** Start of Raw records **
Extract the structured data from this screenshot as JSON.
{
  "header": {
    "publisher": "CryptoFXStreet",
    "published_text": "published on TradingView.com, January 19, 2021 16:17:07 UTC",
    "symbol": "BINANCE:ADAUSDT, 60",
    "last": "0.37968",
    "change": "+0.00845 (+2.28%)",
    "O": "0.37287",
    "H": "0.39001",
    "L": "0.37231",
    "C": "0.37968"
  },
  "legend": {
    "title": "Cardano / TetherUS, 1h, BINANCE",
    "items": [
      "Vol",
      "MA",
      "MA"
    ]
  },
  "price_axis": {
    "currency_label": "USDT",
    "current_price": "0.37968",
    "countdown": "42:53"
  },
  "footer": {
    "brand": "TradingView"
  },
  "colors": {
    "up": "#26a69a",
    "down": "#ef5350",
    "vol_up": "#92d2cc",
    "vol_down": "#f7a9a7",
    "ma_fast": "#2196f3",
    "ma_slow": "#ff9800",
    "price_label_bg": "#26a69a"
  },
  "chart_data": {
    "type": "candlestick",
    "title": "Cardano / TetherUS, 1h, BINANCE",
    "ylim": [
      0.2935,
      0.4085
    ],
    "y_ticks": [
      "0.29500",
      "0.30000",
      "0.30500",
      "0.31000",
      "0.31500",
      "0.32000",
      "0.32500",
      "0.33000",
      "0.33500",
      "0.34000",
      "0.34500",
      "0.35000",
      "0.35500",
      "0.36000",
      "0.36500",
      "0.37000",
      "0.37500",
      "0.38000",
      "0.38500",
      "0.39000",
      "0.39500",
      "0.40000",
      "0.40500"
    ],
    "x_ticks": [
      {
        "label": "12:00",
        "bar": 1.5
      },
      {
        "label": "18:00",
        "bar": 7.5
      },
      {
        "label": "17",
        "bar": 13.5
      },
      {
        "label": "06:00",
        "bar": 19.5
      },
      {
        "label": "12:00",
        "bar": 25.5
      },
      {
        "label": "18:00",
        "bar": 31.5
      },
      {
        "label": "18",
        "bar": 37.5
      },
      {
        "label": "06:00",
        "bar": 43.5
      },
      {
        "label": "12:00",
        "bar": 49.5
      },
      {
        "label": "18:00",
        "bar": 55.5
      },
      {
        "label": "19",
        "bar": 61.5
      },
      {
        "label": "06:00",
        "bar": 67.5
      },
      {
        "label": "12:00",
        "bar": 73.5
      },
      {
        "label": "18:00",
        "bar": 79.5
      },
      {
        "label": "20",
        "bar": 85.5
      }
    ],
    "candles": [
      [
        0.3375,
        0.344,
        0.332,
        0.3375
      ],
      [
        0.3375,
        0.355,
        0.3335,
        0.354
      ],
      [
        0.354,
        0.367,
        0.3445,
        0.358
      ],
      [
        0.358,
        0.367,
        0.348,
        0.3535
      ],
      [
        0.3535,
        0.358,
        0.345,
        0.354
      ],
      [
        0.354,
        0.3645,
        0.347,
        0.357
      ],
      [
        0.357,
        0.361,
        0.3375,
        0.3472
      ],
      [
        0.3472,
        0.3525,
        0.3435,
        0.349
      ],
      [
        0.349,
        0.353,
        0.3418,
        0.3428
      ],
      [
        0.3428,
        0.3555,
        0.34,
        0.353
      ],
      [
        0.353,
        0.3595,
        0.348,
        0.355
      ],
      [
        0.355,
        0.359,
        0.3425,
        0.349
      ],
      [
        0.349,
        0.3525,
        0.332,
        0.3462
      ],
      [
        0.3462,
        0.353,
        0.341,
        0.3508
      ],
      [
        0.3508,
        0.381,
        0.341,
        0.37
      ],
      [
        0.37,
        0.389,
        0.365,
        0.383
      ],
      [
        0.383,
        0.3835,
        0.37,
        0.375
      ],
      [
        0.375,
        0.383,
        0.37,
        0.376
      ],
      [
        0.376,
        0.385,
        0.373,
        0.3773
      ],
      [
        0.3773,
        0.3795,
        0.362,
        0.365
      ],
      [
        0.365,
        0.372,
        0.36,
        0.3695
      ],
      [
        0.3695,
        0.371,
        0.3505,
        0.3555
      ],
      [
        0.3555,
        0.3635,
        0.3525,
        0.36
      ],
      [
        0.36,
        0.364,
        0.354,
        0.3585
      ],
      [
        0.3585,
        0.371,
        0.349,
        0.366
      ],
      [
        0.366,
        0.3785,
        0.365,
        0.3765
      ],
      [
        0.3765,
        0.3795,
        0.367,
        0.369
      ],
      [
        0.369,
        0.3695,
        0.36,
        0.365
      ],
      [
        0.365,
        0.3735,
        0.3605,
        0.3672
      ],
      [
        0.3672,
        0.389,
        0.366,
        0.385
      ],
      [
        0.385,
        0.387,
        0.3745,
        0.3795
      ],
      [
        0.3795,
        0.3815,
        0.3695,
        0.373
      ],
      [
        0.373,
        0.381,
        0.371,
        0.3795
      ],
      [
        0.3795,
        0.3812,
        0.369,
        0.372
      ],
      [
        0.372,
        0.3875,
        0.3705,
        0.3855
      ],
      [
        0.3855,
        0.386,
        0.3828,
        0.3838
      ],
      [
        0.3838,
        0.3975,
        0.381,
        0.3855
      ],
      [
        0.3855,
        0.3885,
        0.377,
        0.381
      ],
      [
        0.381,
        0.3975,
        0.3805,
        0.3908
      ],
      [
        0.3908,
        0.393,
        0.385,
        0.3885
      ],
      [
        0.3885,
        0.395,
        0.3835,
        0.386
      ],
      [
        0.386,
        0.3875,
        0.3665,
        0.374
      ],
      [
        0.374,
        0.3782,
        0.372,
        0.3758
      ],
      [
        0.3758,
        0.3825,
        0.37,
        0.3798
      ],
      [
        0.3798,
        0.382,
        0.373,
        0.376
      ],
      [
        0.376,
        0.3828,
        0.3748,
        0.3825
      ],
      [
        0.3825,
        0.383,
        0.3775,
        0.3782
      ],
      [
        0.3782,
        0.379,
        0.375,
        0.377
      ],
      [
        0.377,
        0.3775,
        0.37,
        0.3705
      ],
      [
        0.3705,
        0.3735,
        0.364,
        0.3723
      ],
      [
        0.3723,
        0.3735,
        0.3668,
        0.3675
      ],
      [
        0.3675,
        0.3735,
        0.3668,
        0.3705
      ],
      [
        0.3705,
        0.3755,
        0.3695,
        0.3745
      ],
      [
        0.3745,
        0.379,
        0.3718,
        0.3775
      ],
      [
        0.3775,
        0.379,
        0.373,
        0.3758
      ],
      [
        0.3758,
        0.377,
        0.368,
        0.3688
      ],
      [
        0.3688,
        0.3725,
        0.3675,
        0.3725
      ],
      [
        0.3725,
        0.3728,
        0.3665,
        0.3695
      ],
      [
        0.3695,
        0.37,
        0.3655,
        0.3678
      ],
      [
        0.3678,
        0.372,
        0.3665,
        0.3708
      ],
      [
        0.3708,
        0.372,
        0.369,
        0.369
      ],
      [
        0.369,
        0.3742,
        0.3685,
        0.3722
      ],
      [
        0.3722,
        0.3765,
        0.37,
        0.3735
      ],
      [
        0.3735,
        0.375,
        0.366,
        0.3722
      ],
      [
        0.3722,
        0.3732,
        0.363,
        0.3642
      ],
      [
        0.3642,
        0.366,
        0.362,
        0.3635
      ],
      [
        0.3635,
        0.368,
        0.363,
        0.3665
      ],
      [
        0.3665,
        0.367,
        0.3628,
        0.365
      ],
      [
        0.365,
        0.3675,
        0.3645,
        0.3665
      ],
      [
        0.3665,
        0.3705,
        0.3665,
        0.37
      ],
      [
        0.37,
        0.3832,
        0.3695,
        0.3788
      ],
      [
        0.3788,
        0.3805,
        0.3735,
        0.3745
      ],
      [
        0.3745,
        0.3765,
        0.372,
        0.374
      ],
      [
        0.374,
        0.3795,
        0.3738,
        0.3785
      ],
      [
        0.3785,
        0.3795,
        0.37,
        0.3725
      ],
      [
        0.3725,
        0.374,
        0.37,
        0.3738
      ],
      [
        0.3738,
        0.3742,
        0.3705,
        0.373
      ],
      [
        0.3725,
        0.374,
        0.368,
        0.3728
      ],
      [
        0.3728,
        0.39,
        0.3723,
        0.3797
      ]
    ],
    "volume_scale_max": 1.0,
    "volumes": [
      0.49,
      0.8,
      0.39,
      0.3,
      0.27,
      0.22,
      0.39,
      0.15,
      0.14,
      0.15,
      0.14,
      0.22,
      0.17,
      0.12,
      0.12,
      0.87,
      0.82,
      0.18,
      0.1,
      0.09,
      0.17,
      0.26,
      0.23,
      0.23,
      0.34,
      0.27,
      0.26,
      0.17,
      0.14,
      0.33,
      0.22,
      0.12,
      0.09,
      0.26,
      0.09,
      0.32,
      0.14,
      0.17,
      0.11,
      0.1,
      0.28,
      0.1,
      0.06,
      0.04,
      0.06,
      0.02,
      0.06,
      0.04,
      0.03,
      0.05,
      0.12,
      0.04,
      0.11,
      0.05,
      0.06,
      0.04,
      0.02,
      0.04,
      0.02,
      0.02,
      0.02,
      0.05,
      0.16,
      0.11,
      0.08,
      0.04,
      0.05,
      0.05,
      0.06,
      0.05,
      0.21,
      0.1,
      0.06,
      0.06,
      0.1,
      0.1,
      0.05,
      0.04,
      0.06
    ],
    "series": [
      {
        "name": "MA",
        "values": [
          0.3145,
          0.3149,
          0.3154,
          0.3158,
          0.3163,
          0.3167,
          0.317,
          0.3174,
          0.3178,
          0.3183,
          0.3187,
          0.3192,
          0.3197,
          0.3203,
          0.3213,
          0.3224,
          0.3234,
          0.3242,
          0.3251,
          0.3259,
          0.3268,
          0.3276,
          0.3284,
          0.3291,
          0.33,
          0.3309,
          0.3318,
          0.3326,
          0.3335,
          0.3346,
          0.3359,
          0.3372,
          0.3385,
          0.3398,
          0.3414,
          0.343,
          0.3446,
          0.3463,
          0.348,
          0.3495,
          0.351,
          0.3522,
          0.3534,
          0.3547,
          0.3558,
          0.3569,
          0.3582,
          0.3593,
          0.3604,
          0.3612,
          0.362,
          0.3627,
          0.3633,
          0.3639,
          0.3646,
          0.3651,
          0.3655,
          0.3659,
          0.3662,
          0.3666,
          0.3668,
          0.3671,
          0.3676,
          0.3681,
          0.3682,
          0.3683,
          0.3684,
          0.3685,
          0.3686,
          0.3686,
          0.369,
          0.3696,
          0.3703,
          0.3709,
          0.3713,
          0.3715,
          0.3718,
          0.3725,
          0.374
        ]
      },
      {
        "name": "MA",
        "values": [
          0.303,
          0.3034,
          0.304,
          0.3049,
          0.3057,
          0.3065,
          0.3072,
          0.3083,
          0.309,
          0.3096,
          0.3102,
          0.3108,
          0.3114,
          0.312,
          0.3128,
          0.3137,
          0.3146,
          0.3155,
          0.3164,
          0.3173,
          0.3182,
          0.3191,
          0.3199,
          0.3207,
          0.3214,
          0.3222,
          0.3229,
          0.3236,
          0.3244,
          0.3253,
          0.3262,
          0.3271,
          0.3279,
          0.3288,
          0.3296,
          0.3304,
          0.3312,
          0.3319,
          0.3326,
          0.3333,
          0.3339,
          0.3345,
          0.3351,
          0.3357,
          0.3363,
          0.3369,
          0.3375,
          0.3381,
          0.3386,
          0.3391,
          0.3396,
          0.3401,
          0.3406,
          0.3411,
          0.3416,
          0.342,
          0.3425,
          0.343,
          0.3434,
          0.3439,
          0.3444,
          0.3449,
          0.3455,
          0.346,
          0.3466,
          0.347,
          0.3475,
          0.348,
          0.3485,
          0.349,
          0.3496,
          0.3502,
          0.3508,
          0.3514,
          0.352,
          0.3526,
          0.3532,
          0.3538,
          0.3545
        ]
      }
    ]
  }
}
** End of Raw records **
● **Objective**
Select, from the listing, all lines that include the word "TradingView".

● **Correct output**
    "published_text": "published on TradingView.com, January 19, 2021 16:17:07 UTC",
    "brand": "TradingView"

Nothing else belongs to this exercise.